Exercise details:
Repeat every record exactly, but keep images out of the copy.

Part of a data file:
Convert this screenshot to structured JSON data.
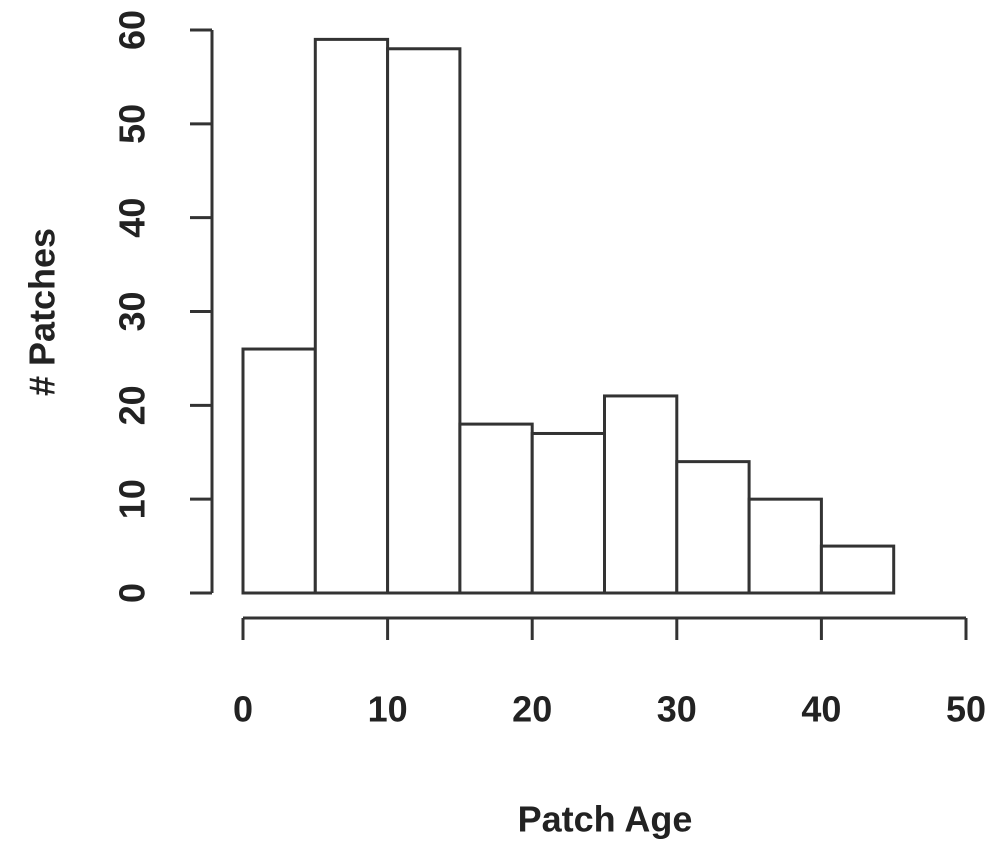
{
  "chart_data": {
    "type": "histogram",
    "xlabel": "Patch Age",
    "ylabel": "# Patches",
    "bins": [
      0,
      5,
      10,
      15,
      20,
      25,
      30,
      35,
      40,
      45
    ],
    "counts": [
      26,
      59,
      58,
      18,
      17,
      21,
      14,
      10,
      5
    ],
    "color": "#ffffff",
    "edgecolor": "#333333",
    "xlim": [
      0,
      50
    ],
    "xticks": [
      0,
      10,
      20,
      30,
      40,
      50
    ],
    "ylim": [
      0,
      60
    ],
    "yticks": [
      0,
      10,
      20,
      30,
      40,
      50,
      60
    ]
  }
}
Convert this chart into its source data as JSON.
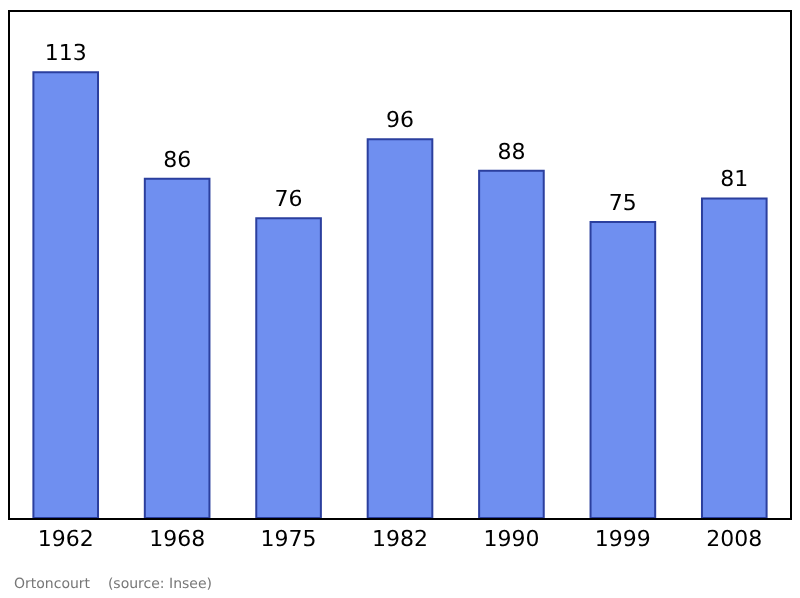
{
  "chart_data": {
    "type": "bar",
    "categories": [
      "1962",
      "1968",
      "1975",
      "1982",
      "1990",
      "1999",
      "2008"
    ],
    "values": [
      113,
      86,
      76,
      96,
      88,
      75,
      81
    ],
    "color": "#6f8ff0",
    "data_labels": true,
    "grid": false,
    "legend": false,
    "annotations": [
      "Ortoncourt    (source: Insee)"
    ]
  }
}
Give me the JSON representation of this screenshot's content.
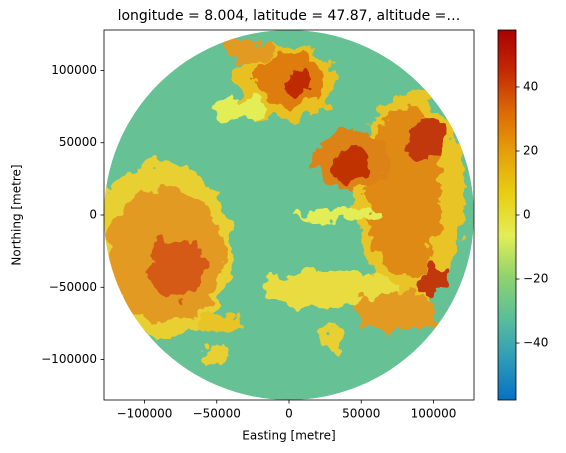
{
  "chart_data": {
    "type": "image",
    "title": "longitude = 8.004, latitude = 47.87, altitude =…",
    "xlabel": "Easting [metre]",
    "ylabel": "Northing [metre]",
    "xlim": [
      -128000,
      128000
    ],
    "ylim": [
      -128000,
      128000
    ],
    "xticks": [
      {
        "value": -100000,
        "label": "−100000"
      },
      {
        "value": -50000,
        "label": "−50000"
      },
      0,
      50000,
      100000
    ],
    "yticks": [
      {
        "value": -100000,
        "label": "−100000"
      },
      {
        "value": -50000,
        "label": "−50000"
      },
      0,
      50000,
      100000
    ],
    "clim": [
      -57.8,
      57.8
    ],
    "cticks": [
      {
        "value": -40,
        "label": "−40"
      },
      {
        "value": -20,
        "label": "−20"
      },
      0,
      20,
      40
    ],
    "cmap": [
      "#0571c2",
      "#2f9bb8",
      "#5bbf9a",
      "#8fd36d",
      "#e3ee56",
      "#e8cf12",
      "#e6a10a",
      "#dc6a06",
      "#c42a04",
      "#a80000"
    ]
  }
}
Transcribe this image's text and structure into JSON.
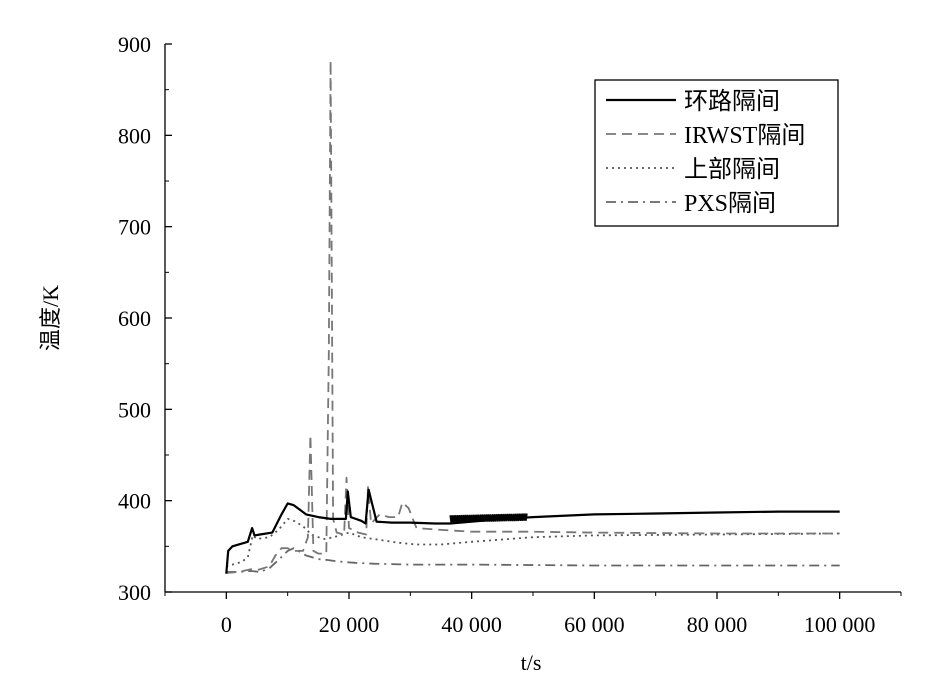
{
  "chart_data": {
    "type": "line",
    "title": "",
    "xlabel": "t/s",
    "ylabel": "温度/K",
    "xlim": [
      -10000,
      110000
    ],
    "ylim": [
      300,
      900
    ],
    "xticks": [
      0,
      20000,
      40000,
      60000,
      80000,
      100000
    ],
    "xtick_labels": [
      "0",
      "20 000",
      "40 000",
      "60 000",
      "80 000",
      "100 000"
    ],
    "yticks": [
      300,
      400,
      500,
      600,
      700,
      800,
      900
    ],
    "ytick_labels": [
      "300",
      "400",
      "500",
      "600",
      "700",
      "800",
      "900"
    ],
    "legend_position": "top-right",
    "grid": false,
    "series": [
      {
        "name": "环路隔间",
        "style": "solid",
        "color": "#000000",
        "x": [
          0,
          300,
          1000,
          3500,
          4200,
          4600,
          5500,
          7500,
          9000,
          10000,
          11000,
          13000,
          15000,
          16000,
          17000,
          19500,
          19800,
          20300,
          22000,
          22700,
          23200,
          24500,
          27000,
          30000,
          34000,
          36500,
          40000,
          45000,
          50000,
          60000,
          70000,
          80000,
          90000,
          100000
        ],
        "y": [
          320,
          345,
          350,
          355,
          370,
          362,
          363,
          365,
          385,
          397,
          395,
          385,
          382,
          381,
          380,
          380,
          410,
          382,
          378,
          375,
          412,
          377,
          376,
          376,
          375,
          375,
          377,
          380,
          382,
          385,
          386,
          387,
          388,
          388
        ]
      },
      {
        "name": "IRWST隔间",
        "style": "dashed",
        "color": "#777777",
        "x": [
          0,
          2000,
          4000,
          5000,
          7000,
          8000,
          9000,
          10000,
          11000,
          12500,
          13300,
          13700,
          14200,
          15000,
          16300,
          16700,
          17000,
          17400,
          18000,
          19200,
          19600,
          20000,
          21500,
          22800,
          23100,
          23600,
          25000,
          26500,
          28000,
          28700,
          29700,
          31000,
          35000,
          40000,
          50000,
          60000,
          80000,
          100000
        ],
        "y": [
          322,
          322,
          325,
          324,
          328,
          340,
          348,
          348,
          345,
          345,
          360,
          472,
          345,
          342,
          342,
          560,
          882,
          380,
          365,
          363,
          425,
          370,
          365,
          363,
          415,
          375,
          385,
          382,
          382,
          398,
          392,
          370,
          368,
          366,
          366,
          365,
          364,
          364
        ]
      },
      {
        "name": "上部隔间",
        "style": "dotted",
        "color": "#555555",
        "x": [
          0,
          1000,
          2500,
          3500,
          4300,
          5000,
          7000,
          8500,
          10000,
          11000,
          12500,
          14000,
          16000,
          17500,
          18500,
          20000,
          22000,
          25000,
          28000,
          31000,
          35000,
          40000,
          50000,
          60000,
          80000,
          100000
        ],
        "y": [
          328,
          330,
          333,
          338,
          362,
          358,
          360,
          368,
          380,
          378,
          372,
          362,
          358,
          360,
          362,
          365,
          360,
          357,
          354,
          352,
          352,
          355,
          360,
          362,
          363,
          364
        ]
      },
      {
        "name": "PXS隔间",
        "style": "dashdot",
        "color": "#666666",
        "x": [
          0,
          2000,
          4000,
          5500,
          7000,
          8500,
          10000,
          11000,
          12000,
          13000,
          14000,
          15000,
          16500,
          17500,
          19000,
          21000,
          24000,
          30000,
          40000,
          60000,
          80000,
          100000
        ],
        "y": [
          321,
          322,
          323,
          322,
          326,
          335,
          345,
          348,
          344,
          340,
          338,
          336,
          335,
          334,
          333,
          332,
          331,
          330,
          330,
          329,
          329,
          329
        ]
      }
    ],
    "annotations": [
      {
        "type": "oscillation",
        "series": "环路隔间",
        "x_start": 36500,
        "x_end": 49000,
        "y_center": 380,
        "amplitude": 4
      }
    ]
  }
}
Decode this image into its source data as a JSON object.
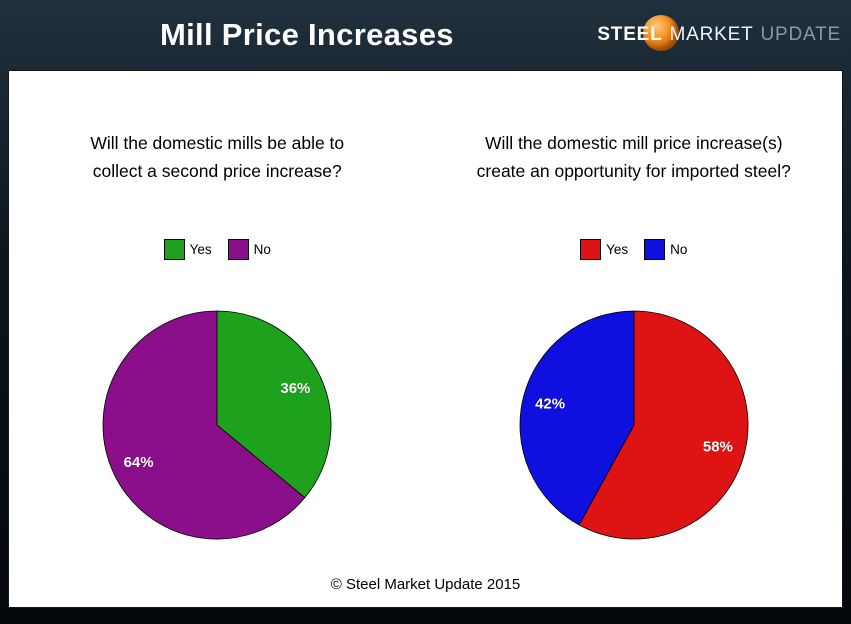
{
  "header": {
    "title": "Mill Price Increases",
    "logo": {
      "word1": "STEEL",
      "word2": "MARKET",
      "word3": "UPDATE",
      "ball_color": "#f5871a"
    }
  },
  "footer": {
    "copyright": "© Steel Market Update 2015"
  },
  "chart_data": [
    {
      "type": "pie",
      "title": "Will the domestic mills be able to collect a second price increase?",
      "title_lines": [
        "Will the domestic mills be able to",
        "collect a second price increase?"
      ],
      "labels": [
        "Yes",
        "No"
      ],
      "values": [
        36,
        64
      ],
      "data_labels": [
        "36%",
        "64%"
      ],
      "colors": [
        "#1ea21e",
        "#8b0e8b"
      ],
      "start_angle_deg": -90,
      "direction": "clockwise",
      "legend_position": "top"
    },
    {
      "type": "pie",
      "title": "Will the domestic mill price increase(s) create an opportunity for imported steel?",
      "title_lines": [
        "Will the domestic mill price increase(s)",
        "create an opportunity for imported steel?"
      ],
      "labels": [
        "Yes",
        "No"
      ],
      "values": [
        58,
        42
      ],
      "data_labels": [
        "58%",
        "42%"
      ],
      "colors": [
        "#de1414",
        "#0f0fe0"
      ],
      "start_angle_deg": -90,
      "direction": "clockwise",
      "legend_position": "top"
    }
  ]
}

Right answer:
Convert this screenshot to structured JSON data.
{
  "chart_data": {
    "type": "histogram",
    "xlabel": "Patch Age",
    "ylabel": "# Patches",
    "bins": [
      0,
      5,
      10,
      15,
      20,
      25,
      30,
      35,
      40,
      45
    ],
    "counts": [
      26,
      59,
      58,
      18,
      17,
      21,
      14,
      10,
      5
    ],
    "color": "#ffffff",
    "edgecolor": "#333333",
    "xlim": [
      0,
      50
    ],
    "xticks": [
      0,
      10,
      20,
      30,
      40,
      50
    ],
    "ylim": [
      0,
      60
    ],
    "yticks": [
      0,
      10,
      20,
      30,
      40,
      50,
      60
    ]
  }
}
Convert this chart into its source data as JSON.
{
  "chart_data": {
    "type": "bar",
    "categories": [
      "1962",
      "1968",
      "1975",
      "1982",
      "1990",
      "1999",
      "2008"
    ],
    "values": [
      113,
      86,
      76,
      96,
      88,
      75,
      81
    ],
    "color": "#6f8ff0",
    "data_labels": true,
    "grid": false,
    "legend": false,
    "annotations": [
      "Ortoncourt    (source: Insee)"
    ]
  }
}
Give me the JSON representation of this screenshot's content.
{
  "chart_data": {
    "type": "image",
    "title": "longitude = 8.004, latitude = 47.87, altitude =…",
    "xlabel": "Easting [metre]",
    "ylabel": "Northing [metre]",
    "xlim": [
      -128000,
      128000
    ],
    "ylim": [
      -128000,
      128000
    ],
    "xticks": [
      {
        "value": -100000,
        "label": "−100000"
      },
      {
        "value": -50000,
        "label": "−50000"
      },
      0,
      50000,
      100000
    ],
    "yticks": [
      {
        "value": -100000,
        "label": "−100000"
      },
      {
        "value": -50000,
        "label": "−50000"
      },
      0,
      50000,
      100000
    ],
    "clim": [
      -57.8,
      57.8
    ],
    "cticks": [
      {
        "value": -40,
        "label": "−40"
      },
      {
        "value": -20,
        "label": "−20"
      },
      0,
      20,
      40
    ],
    "cmap": [
      "#0571c2",
      "#2f9bb8",
      "#5bbf9a",
      "#8fd36d",
      "#e3ee56",
      "#e8cf12",
      "#e6a10a",
      "#dc6a06",
      "#c42a04",
      "#a80000"
    ]
  }
}
Transcribe this image's text and structure into JSON.
{
  "chart_data": {
    "type": "line",
    "title": "",
    "xlabel": "t/s",
    "ylabel": "温度/K",
    "xlim": [
      -10000,
      110000
    ],
    "ylim": [
      300,
      900
    ],
    "xticks": [
      0,
      20000,
      40000,
      60000,
      80000,
      100000
    ],
    "xtick_labels": [
      "0",
      "20 000",
      "40 000",
      "60 000",
      "80 000",
      "100 000"
    ],
    "yticks": [
      300,
      400,
      500,
      600,
      700,
      800,
      900
    ],
    "ytick_labels": [
      "300",
      "400",
      "500",
      "600",
      "700",
      "800",
      "900"
    ],
    "legend_position": "top-right",
    "grid": false,
    "series": [
      {
        "name": "环路隔间",
        "style": "solid",
        "color": "#000000",
        "x": [
          0,
          300,
          1000,
          3500,
          4200,
          4600,
          5500,
          7500,
          9000,
          10000,
          11000,
          13000,
          15000,
          16000,
          17000,
          19500,
          19800,
          20300,
          22000,
          22700,
          23200,
          24500,
          27000,
          30000,
          34000,
          36500,
          40000,
          45000,
          50000,
          60000,
          70000,
          80000,
          90000,
          100000
        ],
        "y": [
          320,
          345,
          350,
          355,
          370,
          362,
          363,
          365,
          385,
          397,
          395,
          385,
          382,
          381,
          380,
          380,
          410,
          382,
          378,
          375,
          412,
          377,
          376,
          376,
          375,
          375,
          377,
          380,
          382,
          385,
          386,
          387,
          388,
          388
        ]
      },
      {
        "name": "IRWST隔间",
        "style": "dashed",
        "color": "#777777",
        "x": [
          0,
          2000,
          4000,
          5000,
          7000,
          8000,
          9000,
          10000,
          11000,
          12500,
          13300,
          13700,
          14200,
          15000,
          16300,
          16700,
          17000,
          17400,
          18000,
          19200,
          19600,
          20000,
          21500,
          22800,
          23100,
          23600,
          25000,
          26500,
          28000,
          28700,
          29700,
          31000,
          35000,
          40000,
          50000,
          60000,
          80000,
          100000
        ],
        "y": [
          322,
          322,
          325,
          324,
          328,
          340,
          348,
          348,
          345,
          345,
          360,
          472,
          345,
          342,
          342,
          560,
          882,
          380,
          365,
          363,
          425,
          370,
          365,
          363,
          415,
          375,
          385,
          382,
          382,
          398,
          392,
          370,
          368,
          366,
          366,
          365,
          364,
          364
        ]
      },
      {
        "name": "上部隔间",
        "style": "dotted",
        "color": "#555555",
        "x": [
          0,
          1000,
          2500,
          3500,
          4300,
          5000,
          7000,
          8500,
          10000,
          11000,
          12500,
          14000,
          16000,
          17500,
          18500,
          20000,
          22000,
          25000,
          28000,
          31000,
          35000,
          40000,
          50000,
          60000,
          80000,
          100000
        ],
        "y": [
          328,
          330,
          333,
          338,
          362,
          358,
          360,
          368,
          380,
          378,
          372,
          362,
          358,
          360,
          362,
          365,
          360,
          357,
          354,
          352,
          352,
          355,
          360,
          362,
          363,
          364
        ]
      },
      {
        "name": "PXS隔间",
        "style": "dashdot",
        "color": "#666666",
        "x": [
          0,
          2000,
          4000,
          5500,
          7000,
          8500,
          10000,
          11000,
          12000,
          13000,
          14000,
          15000,
          16500,
          17500,
          19000,
          21000,
          24000,
          30000,
          40000,
          60000,
          80000,
          100000
        ],
        "y": [
          321,
          322,
          323,
          322,
          326,
          335,
          345,
          348,
          344,
          340,
          338,
          336,
          335,
          334,
          333,
          332,
          331,
          330,
          330,
          329,
          329,
          329
        ]
      }
    ],
    "annotations": [
      {
        "type": "oscillation",
        "series": "环路隔间",
        "x_start": 36500,
        "x_end": 49000,
        "y_center": 380,
        "amplitude": 4
      }
    ]
  }
}
Decode this image into its source data as a JSON object.
{
  "header": {
    "title": "Mill Price Increases",
    "logo": {
      "word1": "STEEL",
      "word2": "MARKET",
      "word3": "UPDATE",
      "ball_color": "#f5871a"
    }
  },
  "footer": {
    "copyright": "© Steel Market Update 2015"
  },
  "chart_data": [
    {
      "type": "pie",
      "title": "Will the domestic mills be able to collect a second price increase?",
      "title_lines": [
        "Will the domestic mills be able to",
        "collect a second price increase?"
      ],
      "labels": [
        "Yes",
        "No"
      ],
      "values": [
        36,
        64
      ],
      "data_labels": [
        "36%",
        "64%"
      ],
      "colors": [
        "#1ea21e",
        "#8b0e8b"
      ],
      "start_angle_deg": -90,
      "direction": "clockwise",
      "legend_position": "top"
    },
    {
      "type": "pie",
      "title": "Will the domestic mill price increase(s) create an opportunity for imported steel?",
      "title_lines": [
        "Will the domestic mill price increase(s)",
        "create an opportunity for imported steel?"
      ],
      "labels": [
        "Yes",
        "No"
      ],
      "values": [
        58,
        42
      ],
      "data_labels": [
        "58%",
        "42%"
      ],
      "colors": [
        "#de1414",
        "#0f0fe0"
      ],
      "start_angle_deg": -90,
      "direction": "clockwise",
      "legend_position": "top"
    }
  ]
}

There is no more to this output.